Every line of the material is to be repeated exactly as it stands.

** begin Data excerpts **

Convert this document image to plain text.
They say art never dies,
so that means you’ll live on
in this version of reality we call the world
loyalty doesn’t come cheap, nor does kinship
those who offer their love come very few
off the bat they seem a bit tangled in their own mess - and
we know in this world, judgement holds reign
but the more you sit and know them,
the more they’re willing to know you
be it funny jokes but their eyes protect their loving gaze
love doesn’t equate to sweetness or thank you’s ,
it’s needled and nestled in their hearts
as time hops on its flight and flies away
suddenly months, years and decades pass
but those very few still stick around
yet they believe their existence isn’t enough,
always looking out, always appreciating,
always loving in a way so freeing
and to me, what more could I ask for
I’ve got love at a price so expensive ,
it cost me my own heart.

** end Data excerpts **

### Finished answer
Convert this document image to plain text.
They say art never dies,
so that means you’ll live on
in this version of reality we call the world
loyalty doesn’t come cheap, nor does kinship
those who offer their love come very few
off the bat they seem a bit tangled in their own mess - and
we know in this world, judgement holds reign
but the more you sit and know them,
the more they’re willing to know you
be it funny jokes but their eyes protect their loving gaze
love doesn’t equate to sweetness or thank you’s ,
it’s needled and nestled in their hearts
as time hops on its flight and flies away
suddenly months, years and decades pass
but those very few still stick around
yet they believe their existence isn’t enough,
always looking out, always appreciating,
always loving in a way so freeing
and to me, what more could I ask for
I’ve got love at a price so expensive ,
it cost me my own heart.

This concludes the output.